**Given task**: Copy out all lines of the records in which the word "skip" appears.

Data excerpts:
>> Begin

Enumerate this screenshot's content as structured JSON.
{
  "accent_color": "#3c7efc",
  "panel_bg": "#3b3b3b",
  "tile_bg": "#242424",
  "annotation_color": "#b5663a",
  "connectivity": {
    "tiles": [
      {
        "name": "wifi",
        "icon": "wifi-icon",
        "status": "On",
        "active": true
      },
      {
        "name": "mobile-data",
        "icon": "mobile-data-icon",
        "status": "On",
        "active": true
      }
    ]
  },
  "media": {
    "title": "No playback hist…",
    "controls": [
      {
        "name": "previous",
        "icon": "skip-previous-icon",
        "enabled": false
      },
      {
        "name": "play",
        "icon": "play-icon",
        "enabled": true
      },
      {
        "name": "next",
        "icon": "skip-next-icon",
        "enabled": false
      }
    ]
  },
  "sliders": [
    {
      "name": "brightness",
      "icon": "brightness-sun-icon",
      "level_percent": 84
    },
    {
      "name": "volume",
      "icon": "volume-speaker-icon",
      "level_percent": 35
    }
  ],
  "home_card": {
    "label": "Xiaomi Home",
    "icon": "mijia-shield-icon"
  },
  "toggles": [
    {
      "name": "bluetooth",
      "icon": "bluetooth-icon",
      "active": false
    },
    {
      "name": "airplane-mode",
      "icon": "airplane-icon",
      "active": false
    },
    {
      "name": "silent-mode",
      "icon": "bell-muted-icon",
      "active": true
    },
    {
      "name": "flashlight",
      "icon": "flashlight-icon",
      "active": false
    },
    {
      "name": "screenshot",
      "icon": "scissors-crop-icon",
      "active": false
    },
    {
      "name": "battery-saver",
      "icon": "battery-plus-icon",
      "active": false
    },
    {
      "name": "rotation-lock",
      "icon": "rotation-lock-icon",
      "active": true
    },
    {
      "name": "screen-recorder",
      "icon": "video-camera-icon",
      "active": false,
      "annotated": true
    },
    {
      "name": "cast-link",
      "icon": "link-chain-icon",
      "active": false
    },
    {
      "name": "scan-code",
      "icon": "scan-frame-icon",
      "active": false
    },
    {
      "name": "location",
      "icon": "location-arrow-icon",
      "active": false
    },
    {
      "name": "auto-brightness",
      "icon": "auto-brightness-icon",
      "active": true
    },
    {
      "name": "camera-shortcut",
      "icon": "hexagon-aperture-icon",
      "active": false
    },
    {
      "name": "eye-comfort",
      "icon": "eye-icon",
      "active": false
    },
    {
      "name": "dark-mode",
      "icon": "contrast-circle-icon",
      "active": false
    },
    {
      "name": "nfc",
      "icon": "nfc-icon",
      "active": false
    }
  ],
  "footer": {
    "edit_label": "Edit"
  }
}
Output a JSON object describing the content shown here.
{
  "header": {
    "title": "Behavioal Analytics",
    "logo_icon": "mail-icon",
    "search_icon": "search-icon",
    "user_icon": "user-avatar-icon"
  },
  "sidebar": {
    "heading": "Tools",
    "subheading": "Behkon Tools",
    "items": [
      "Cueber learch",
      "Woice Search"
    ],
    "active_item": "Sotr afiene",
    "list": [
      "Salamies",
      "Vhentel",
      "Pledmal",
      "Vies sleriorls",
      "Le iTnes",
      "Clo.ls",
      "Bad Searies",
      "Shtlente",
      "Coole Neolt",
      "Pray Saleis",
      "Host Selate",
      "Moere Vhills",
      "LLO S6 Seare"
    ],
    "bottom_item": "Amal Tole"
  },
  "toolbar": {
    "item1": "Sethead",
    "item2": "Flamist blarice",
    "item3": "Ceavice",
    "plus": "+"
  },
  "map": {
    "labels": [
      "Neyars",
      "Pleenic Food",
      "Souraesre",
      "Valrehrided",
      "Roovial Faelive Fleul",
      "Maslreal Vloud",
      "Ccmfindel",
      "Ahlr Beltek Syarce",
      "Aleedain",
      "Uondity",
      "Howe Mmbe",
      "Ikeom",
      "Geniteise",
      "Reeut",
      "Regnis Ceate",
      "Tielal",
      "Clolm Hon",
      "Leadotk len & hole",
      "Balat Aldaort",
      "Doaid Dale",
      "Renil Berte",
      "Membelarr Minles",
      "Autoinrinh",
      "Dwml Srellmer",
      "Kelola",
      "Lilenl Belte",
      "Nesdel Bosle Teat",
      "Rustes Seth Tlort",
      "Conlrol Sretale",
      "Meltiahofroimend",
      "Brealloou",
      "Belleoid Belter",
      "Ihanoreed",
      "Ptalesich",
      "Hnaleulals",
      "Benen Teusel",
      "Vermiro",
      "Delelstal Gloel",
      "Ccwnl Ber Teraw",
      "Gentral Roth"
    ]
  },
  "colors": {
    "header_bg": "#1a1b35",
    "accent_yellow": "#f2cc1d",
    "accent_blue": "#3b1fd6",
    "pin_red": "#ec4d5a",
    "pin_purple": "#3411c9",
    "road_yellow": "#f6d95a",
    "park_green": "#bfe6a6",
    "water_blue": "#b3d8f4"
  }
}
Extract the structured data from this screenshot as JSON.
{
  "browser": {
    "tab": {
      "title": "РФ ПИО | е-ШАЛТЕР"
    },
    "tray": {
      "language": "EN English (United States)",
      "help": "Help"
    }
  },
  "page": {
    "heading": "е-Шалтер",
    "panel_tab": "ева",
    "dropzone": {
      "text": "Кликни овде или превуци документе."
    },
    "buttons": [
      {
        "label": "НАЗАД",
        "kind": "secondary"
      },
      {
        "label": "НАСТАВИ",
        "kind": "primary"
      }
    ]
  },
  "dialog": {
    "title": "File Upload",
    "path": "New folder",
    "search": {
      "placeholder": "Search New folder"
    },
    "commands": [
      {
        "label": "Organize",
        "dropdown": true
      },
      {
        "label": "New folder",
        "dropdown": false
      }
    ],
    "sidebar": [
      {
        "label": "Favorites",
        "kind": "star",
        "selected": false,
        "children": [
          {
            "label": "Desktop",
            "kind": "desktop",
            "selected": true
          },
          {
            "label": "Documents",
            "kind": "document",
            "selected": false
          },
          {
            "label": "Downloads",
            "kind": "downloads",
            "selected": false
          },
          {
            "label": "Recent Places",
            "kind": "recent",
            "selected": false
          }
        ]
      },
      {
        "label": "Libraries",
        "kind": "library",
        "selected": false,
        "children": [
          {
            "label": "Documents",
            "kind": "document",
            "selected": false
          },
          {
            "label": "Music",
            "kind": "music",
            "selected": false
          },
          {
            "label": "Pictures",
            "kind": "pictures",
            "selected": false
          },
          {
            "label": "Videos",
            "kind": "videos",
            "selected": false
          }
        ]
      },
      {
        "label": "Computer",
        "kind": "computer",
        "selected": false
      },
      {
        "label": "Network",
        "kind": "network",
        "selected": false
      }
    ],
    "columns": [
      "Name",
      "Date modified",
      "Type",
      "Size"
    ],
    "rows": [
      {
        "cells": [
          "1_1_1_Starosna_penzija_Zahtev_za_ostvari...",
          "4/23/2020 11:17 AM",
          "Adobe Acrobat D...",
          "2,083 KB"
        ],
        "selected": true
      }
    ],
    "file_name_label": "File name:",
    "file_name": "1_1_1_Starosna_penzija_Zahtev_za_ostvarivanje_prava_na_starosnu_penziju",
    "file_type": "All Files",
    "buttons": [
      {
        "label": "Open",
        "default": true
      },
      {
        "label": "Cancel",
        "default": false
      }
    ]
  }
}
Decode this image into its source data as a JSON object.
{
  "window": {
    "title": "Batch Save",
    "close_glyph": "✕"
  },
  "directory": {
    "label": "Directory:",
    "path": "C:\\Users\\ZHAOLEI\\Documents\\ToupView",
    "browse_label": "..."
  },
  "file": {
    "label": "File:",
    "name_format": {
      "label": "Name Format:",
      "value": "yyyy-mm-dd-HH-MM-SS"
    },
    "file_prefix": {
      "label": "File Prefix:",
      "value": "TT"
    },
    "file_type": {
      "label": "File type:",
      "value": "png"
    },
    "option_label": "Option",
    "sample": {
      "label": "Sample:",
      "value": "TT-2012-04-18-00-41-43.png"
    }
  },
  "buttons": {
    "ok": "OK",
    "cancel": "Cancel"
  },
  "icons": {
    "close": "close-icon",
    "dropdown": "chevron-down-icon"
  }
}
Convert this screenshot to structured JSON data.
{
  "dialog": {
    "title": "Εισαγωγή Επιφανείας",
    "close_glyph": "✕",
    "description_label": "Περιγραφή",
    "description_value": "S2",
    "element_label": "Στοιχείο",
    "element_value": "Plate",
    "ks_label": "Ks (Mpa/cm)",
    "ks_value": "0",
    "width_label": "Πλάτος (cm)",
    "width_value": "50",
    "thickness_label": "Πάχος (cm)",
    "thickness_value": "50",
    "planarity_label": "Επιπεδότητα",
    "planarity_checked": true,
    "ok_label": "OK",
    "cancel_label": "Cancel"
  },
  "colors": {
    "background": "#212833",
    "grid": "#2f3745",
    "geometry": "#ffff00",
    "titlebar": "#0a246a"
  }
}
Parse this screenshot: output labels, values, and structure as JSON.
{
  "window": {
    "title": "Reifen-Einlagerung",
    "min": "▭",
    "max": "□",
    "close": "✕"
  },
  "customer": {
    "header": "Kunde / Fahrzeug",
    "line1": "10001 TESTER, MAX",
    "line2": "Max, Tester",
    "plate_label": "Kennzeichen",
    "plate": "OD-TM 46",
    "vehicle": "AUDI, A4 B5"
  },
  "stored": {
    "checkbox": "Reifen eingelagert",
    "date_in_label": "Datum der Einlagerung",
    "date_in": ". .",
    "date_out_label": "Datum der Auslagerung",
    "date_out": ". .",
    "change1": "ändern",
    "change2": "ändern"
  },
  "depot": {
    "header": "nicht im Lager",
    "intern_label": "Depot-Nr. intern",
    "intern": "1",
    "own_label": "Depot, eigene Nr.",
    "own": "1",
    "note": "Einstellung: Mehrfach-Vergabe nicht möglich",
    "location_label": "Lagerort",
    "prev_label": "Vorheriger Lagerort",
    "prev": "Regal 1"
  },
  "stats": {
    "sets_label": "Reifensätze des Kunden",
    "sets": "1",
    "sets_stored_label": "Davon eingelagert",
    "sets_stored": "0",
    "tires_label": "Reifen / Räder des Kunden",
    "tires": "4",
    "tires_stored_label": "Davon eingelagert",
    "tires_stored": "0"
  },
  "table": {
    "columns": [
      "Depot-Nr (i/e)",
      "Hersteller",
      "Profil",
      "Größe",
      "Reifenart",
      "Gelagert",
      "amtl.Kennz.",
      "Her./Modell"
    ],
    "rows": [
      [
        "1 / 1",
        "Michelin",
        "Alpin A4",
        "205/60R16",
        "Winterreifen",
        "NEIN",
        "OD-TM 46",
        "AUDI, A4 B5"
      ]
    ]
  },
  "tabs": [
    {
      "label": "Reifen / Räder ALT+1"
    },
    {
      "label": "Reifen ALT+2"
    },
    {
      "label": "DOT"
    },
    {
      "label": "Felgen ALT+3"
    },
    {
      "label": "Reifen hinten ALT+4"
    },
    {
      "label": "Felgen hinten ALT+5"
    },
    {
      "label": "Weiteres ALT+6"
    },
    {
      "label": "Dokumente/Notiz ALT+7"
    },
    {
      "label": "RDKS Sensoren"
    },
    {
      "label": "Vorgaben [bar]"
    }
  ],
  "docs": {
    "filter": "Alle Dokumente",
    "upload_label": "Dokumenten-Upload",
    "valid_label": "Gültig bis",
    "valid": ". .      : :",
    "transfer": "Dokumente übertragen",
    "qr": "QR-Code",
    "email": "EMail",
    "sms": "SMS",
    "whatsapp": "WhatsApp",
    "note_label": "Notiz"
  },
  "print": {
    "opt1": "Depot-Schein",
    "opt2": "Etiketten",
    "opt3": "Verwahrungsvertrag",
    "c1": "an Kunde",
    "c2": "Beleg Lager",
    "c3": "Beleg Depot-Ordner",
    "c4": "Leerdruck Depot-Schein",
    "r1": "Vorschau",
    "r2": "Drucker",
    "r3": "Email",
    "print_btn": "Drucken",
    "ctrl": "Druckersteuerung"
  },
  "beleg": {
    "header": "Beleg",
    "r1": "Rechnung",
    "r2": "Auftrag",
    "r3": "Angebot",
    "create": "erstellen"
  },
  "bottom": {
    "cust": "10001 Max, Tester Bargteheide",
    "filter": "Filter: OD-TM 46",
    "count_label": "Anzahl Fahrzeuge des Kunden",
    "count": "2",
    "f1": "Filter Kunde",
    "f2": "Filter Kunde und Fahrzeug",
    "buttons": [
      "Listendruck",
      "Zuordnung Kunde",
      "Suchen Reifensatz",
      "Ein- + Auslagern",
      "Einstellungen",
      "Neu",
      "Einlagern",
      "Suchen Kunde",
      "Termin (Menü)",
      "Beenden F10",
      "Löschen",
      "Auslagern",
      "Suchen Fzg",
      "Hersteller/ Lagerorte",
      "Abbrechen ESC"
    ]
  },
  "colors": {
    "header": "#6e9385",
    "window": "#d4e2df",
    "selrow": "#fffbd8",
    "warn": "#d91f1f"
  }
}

>> End

**Solution to this task**:
        "icon": "skip-previous-icon",
        "icon": "skip-next-icon",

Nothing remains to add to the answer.